» **Task instructions**:
Write out the records beneath this line exactly as they appear, minus any images.

» **Given entries**:
>>>
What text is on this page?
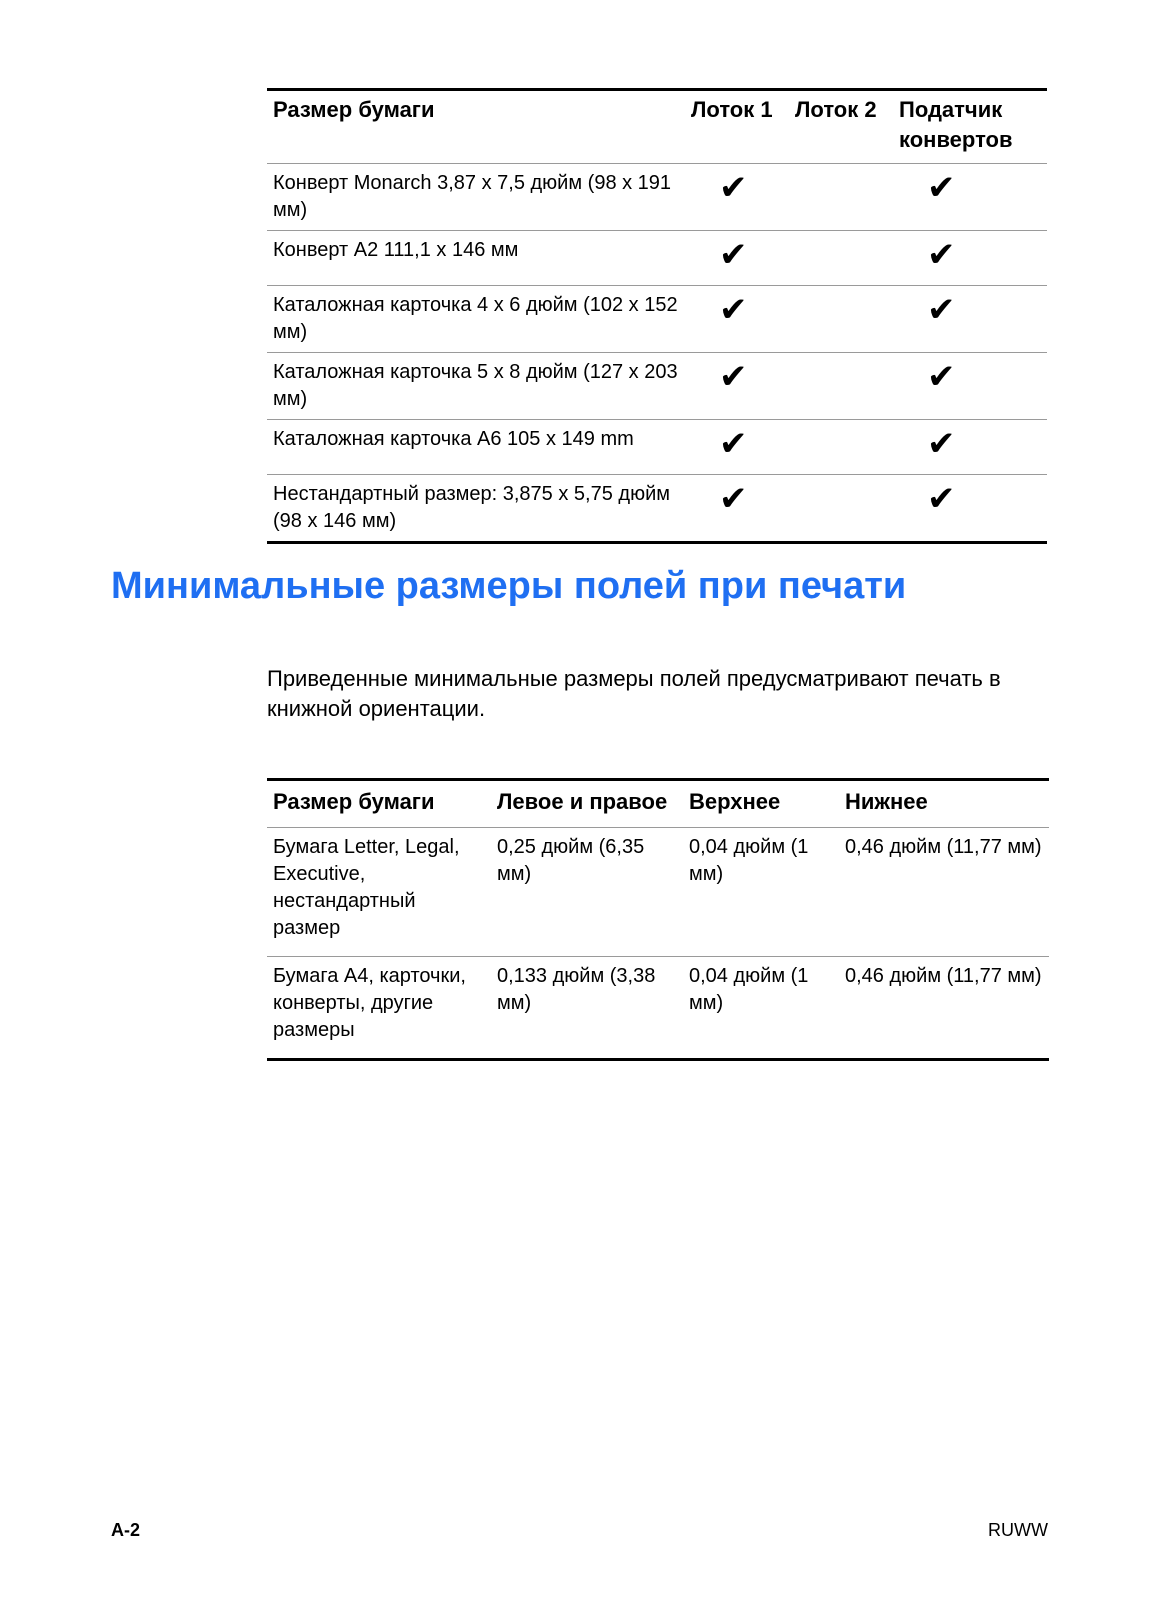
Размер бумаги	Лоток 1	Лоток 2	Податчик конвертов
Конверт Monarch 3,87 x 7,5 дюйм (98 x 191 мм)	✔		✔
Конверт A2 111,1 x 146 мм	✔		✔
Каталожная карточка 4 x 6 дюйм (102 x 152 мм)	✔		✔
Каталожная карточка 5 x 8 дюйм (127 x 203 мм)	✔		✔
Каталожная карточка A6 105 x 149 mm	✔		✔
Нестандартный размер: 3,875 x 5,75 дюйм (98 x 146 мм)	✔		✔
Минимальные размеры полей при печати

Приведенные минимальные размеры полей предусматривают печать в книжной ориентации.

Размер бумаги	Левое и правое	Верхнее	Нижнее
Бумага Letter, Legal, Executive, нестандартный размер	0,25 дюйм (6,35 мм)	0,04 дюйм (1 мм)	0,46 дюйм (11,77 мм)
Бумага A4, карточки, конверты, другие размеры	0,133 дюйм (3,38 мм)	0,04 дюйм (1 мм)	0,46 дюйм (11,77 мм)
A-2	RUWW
<<<
» **Final result**:
What text is on this page?
Размер бумаги	Лоток 1	Лоток 2	Податчик конвертов
Конверт Monarch 3,87 x 7,5 дюйм (98 x 191 мм)	✔		✔
Конверт A2 111,1 x 146 мм	✔		✔
Каталожная карточка 4 x 6 дюйм (102 x 152 мм)	✔		✔
Каталожная карточка 5 x 8 дюйм (127 x 203 мм)	✔		✔
Каталожная карточка A6 105 x 149 mm	✔		✔
Нестандартный размер: 3,875 x 5,75 дюйм (98 x 146 мм)	✔		✔
Минимальные размеры полей при печати

Приведенные минимальные размеры полей предусматривают печать в книжной ориентации.

Размер бумаги	Левое и правое	Верхнее	Нижнее
Бумага Letter, Legal, Executive, нестандартный размер	0,25 дюйм (6,35 мм)	0,04 дюйм (1 мм)	0,46 дюйм (11,77 мм)
Бумага A4, карточки, конверты, другие размеры	0,133 дюйм (3,38 мм)	0,04 дюйм (1 мм)	0,46 дюйм (11,77 мм)
A-2	RUWW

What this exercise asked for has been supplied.